(Figure contents as structured data)
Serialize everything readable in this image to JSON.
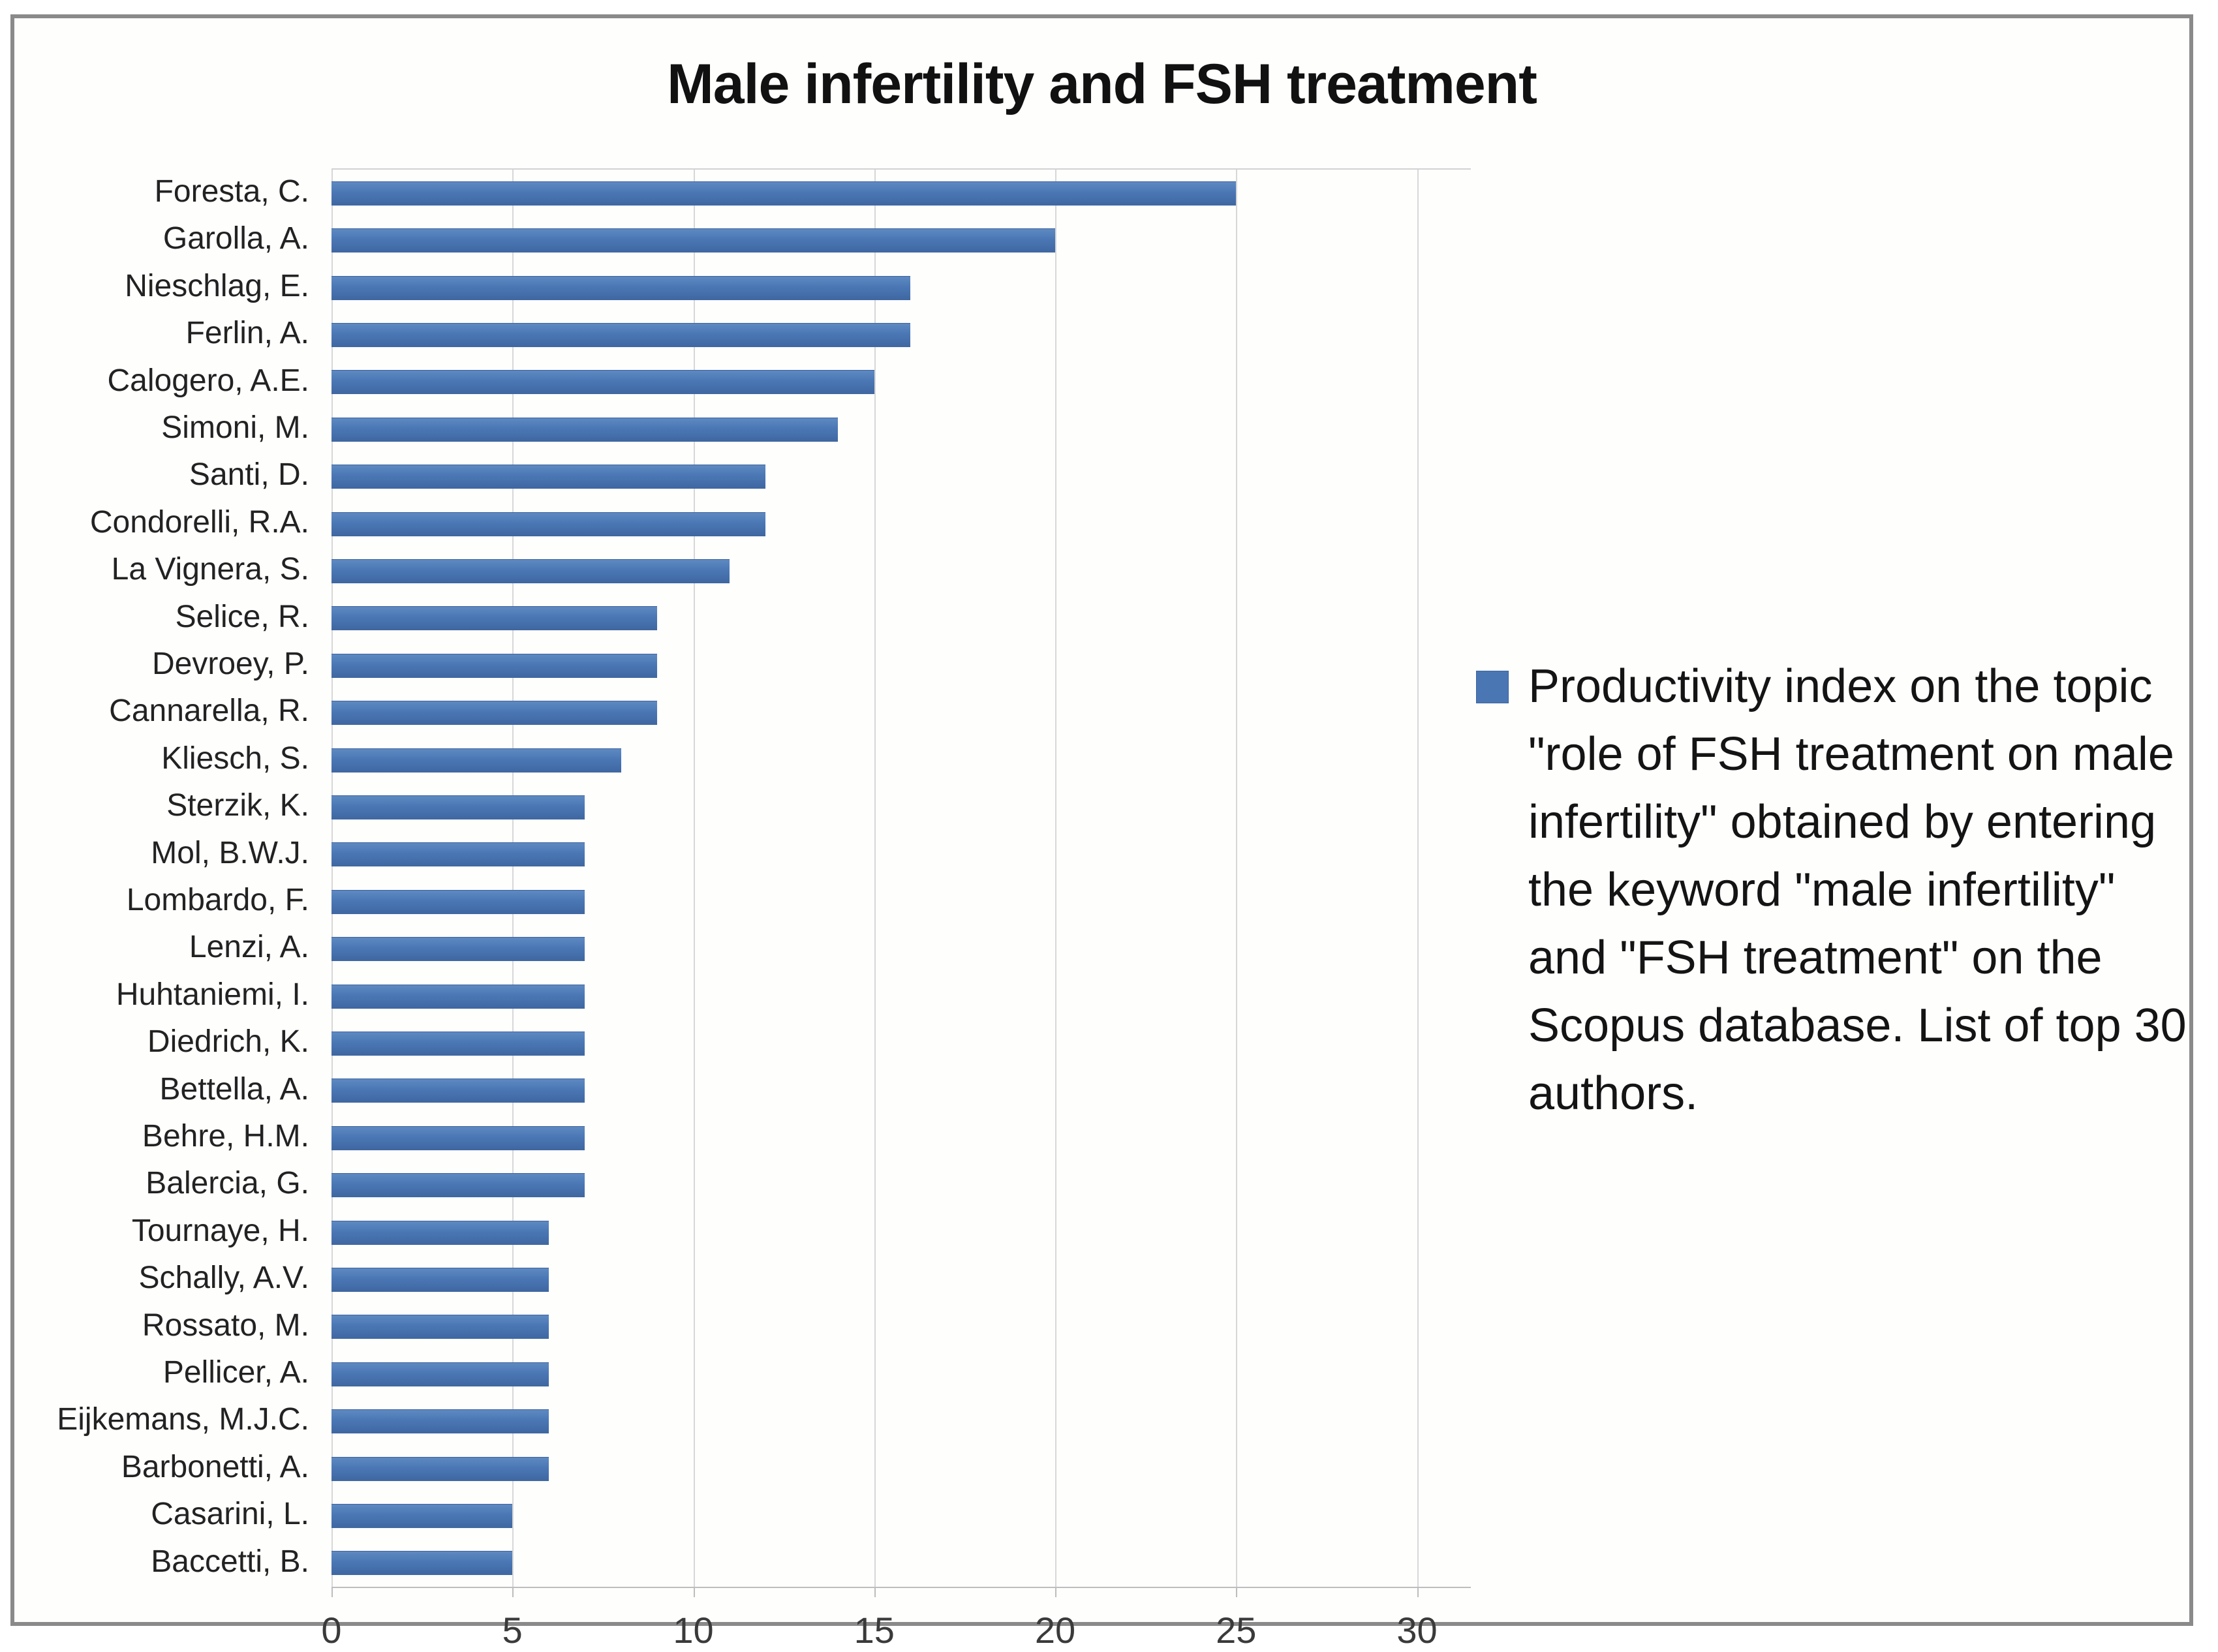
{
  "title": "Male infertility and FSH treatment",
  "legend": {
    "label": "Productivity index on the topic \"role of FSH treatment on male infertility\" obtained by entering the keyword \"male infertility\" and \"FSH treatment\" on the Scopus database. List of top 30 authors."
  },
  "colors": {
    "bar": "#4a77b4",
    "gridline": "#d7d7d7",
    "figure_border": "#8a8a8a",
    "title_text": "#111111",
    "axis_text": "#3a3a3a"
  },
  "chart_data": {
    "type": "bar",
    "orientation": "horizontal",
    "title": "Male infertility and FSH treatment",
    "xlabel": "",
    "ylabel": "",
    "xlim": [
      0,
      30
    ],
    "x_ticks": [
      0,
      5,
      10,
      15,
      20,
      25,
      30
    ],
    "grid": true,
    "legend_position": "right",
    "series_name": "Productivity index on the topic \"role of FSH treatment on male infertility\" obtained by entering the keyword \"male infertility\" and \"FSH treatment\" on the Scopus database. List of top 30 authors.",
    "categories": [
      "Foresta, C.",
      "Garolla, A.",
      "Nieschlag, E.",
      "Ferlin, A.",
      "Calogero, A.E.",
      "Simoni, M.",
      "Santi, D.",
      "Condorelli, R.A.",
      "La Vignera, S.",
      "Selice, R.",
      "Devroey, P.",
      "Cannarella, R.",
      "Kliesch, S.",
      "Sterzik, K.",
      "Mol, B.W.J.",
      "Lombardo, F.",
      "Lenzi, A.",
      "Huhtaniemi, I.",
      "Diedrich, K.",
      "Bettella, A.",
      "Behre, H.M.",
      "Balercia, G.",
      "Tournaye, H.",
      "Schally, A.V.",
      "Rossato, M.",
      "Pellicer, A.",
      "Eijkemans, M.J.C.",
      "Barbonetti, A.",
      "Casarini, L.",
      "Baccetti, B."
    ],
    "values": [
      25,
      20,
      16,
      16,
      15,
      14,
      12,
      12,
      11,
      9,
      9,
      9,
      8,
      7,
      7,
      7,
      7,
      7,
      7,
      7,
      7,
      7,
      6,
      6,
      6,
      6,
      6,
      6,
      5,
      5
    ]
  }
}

> _Written task_:
Copy out all lines that carry the word "obtained".

> _Solution for this task_:
    "label": "Productivity index on the topic \"role of FSH treatment on male infertility\" obtained by entering the keyword \"male infertility\" and \"FSH treatment\" on the Scopus database. List of top 30 authors."
    "series_name": "Productivity index on the topic \"role of FSH treatment on male infertility\" obtained by entering the keyword \"male infertility\" and \"FSH treatment\" on the Scopus database. List of top 30 authors.",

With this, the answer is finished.